>> START Data for processing
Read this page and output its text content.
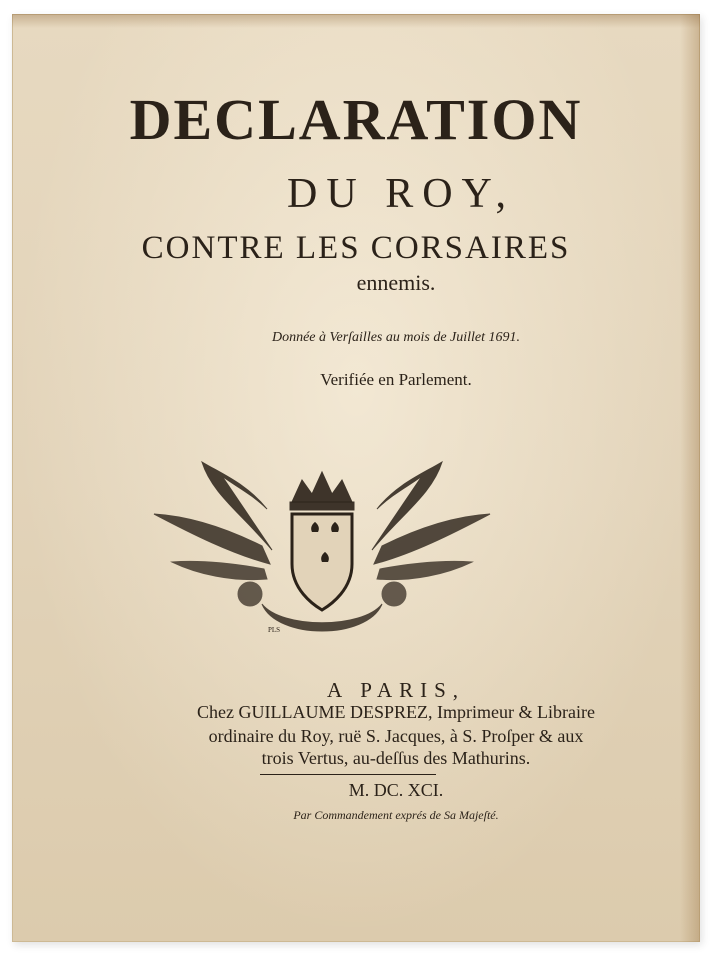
DECLARATION
DU ROY,
CONTRE LES CORSAIRES
ennemis.
Donnée à Verſailles au mois de Juillet 1691.
Verifiée en Parlement.
PLS
A PARIS,
Chez GUILLAUME DESPREZ, Imprimeur & Libraire
ordinaire du Roy, ruë S. Jacques, à S. Proſper & aux
trois Vertus, au-deſſus des Mathurins.
M. DC. XCI.
Par Commandement exprés de Sa Majeſté.
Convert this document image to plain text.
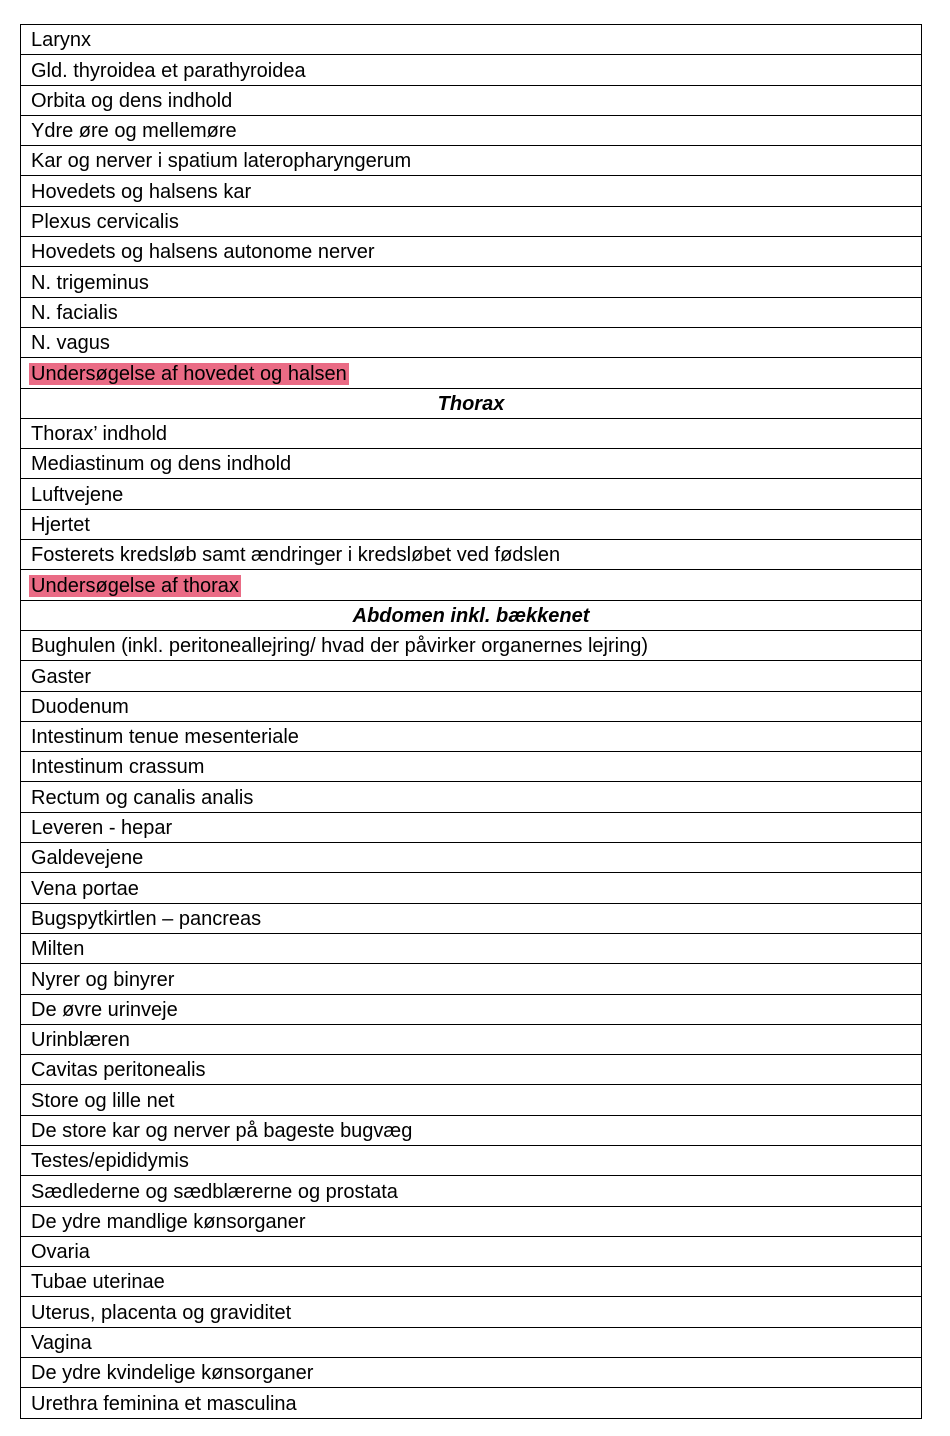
Larynx
Gld. thyroidea et parathyroidea
Orbita og dens indhold
Ydre øre og mellemøre
Kar og nerver i spatium lateropharyngerum
Hovedets og halsens kar
Plexus cervicalis
Hovedets og halsens autonome nerver
N. trigeminus
N. facialis
N. vagus
Undersøgelse af hovedet og halsen
Thorax
Thorax’ indhold
Mediastinum og dens indhold
Luftvejene
Hjertet
Fosterets kredsløb samt ændringer i kredsløbet ved fødslen
Undersøgelse af thorax
Abdomen inkl. bækkenet
Bughulen (inkl. peritoneallejring/ hvad der påvirker organernes lejring)
Gaster
Duodenum
Intestinum tenue mesenteriale
Intestinum crassum
Rectum og canalis analis
Leveren - hepar
Galdevejene
Vena portae
Bugspytkirtlen – pancreas
Milten
Nyrer og binyrer
De øvre urinveje
Urinblæren
Cavitas peritonealis
Store og lille net
De store kar og nerver på bageste bugvæg
Testes/epididymis
Sædlederne og sædblærerne og prostata
De ydre mandlige kønsorganer
Ovaria
Tubae uterinae
Uterus, placenta og graviditet
Vagina
De ydre kvindelige kønsorganer
Urethra feminina et masculina
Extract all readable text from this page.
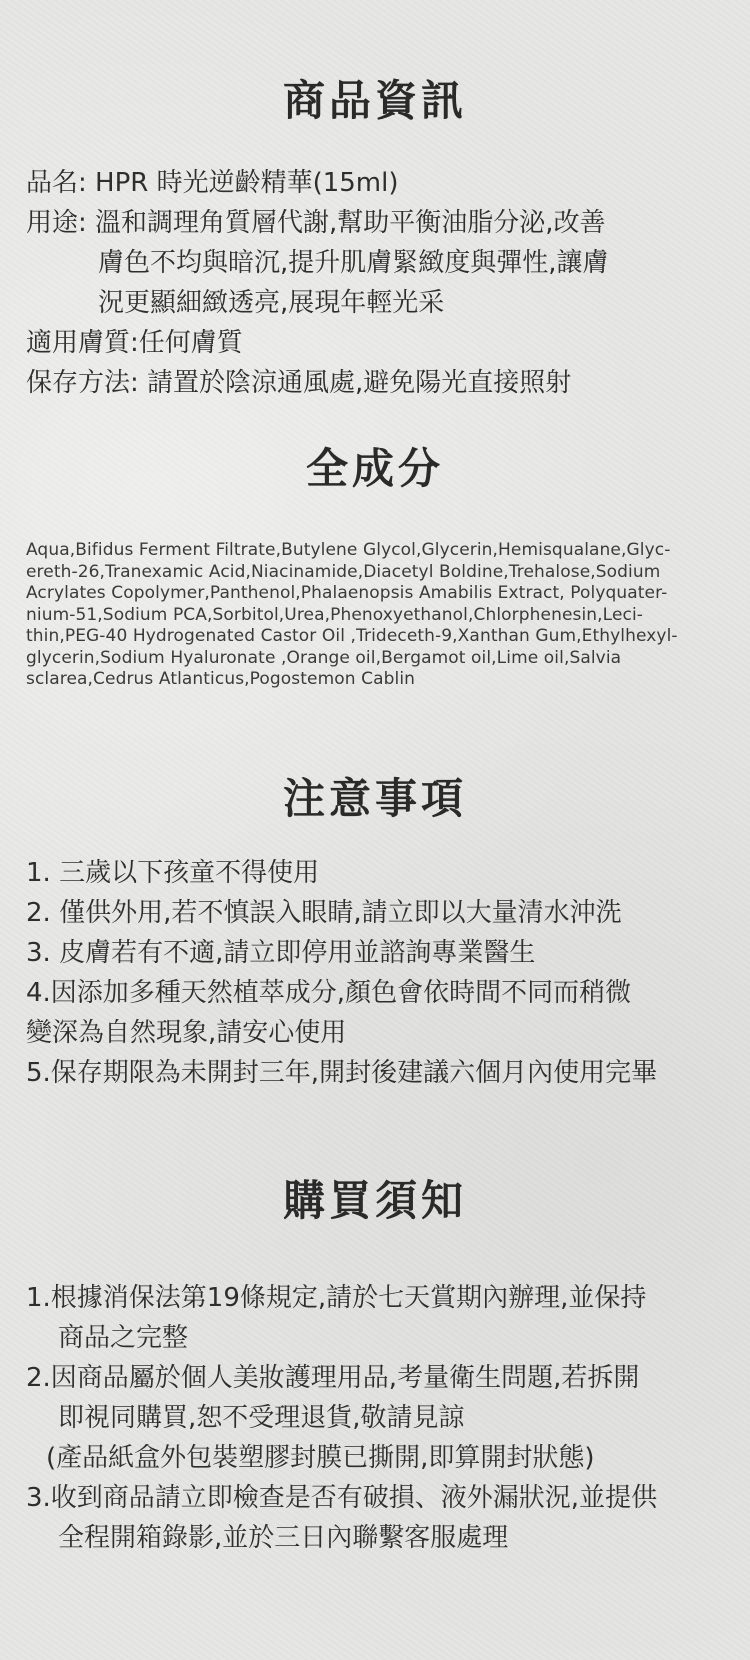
商品資訊
品名: HPR 時光逆齡精華(15ml)
用途: 溫和調理角質層代謝,幫助平衡油脂分泌,改善
膚色不均與暗沉,提升肌膚緊緻度與彈性,讓膚
況更顯細緻透亮,展現年輕光采
適用膚質:任何膚質
保存方法: 請置於陰涼通風處,避免陽光直接照射
全成分
Aqua,Bifidus Ferment Filtrate,Butylene Glycol,Glycerin,Hemisqualane,Glyc-
ereth-26,Tranexamic Acid,Niacinamide,Diacetyl Boldine,Trehalose,Sodium
Acrylates Copolymer,Panthenol,Phalaenopsis Amabilis Extract, Polyquater-
nium-51,Sodium PCA,Sorbitol,Urea,Phenoxyethanol,Chlorphenesin,Leci-
thin,PEG-40 Hydrogenated Castor Oil ,Trideceth-9,Xanthan Gum,Ethylhexyl-
glycerin,Sodium Hyaluronate ,Orange oil,Bergamot oil,Lime oil,Salvia
sclarea,Cedrus Atlanticus,Pogostemon Cablin
注意事項
1. 三歲以下孩童不得使用
2. 僅供外用,若不慎誤入眼睛,請立即以大量清水沖洗
3. 皮膚若有不適,請立即停用並諮詢專業醫生
4.因添加多種天然植萃成分,顏色會依時間不同而稍微
變深為自然現象,請安心使用
5.保存期限為未開封三年,開封後建議六個月內使用完畢
購買須知
1.根據消保法第19條規定,請於七天賞期內辦理,並保持
商品之完整
2.因商品屬於個人美妝護理用品,考量衛生問題,若拆開
即視同購買,恕不受理退貨,敬請見諒
(產品紙盒外包裝塑膠封膜已撕開,即算開封狀態)
3.收到商品請立即檢查是否有破損、液外漏狀況,並提供
全程開箱錄影,並於三日內聯繫客服處理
>> END Data for processing
Directions for this task: Out of the material above, gather each line where "dens" appears.

Correct answer:
Orbita og dens indhold
Mediastinum og dens indhold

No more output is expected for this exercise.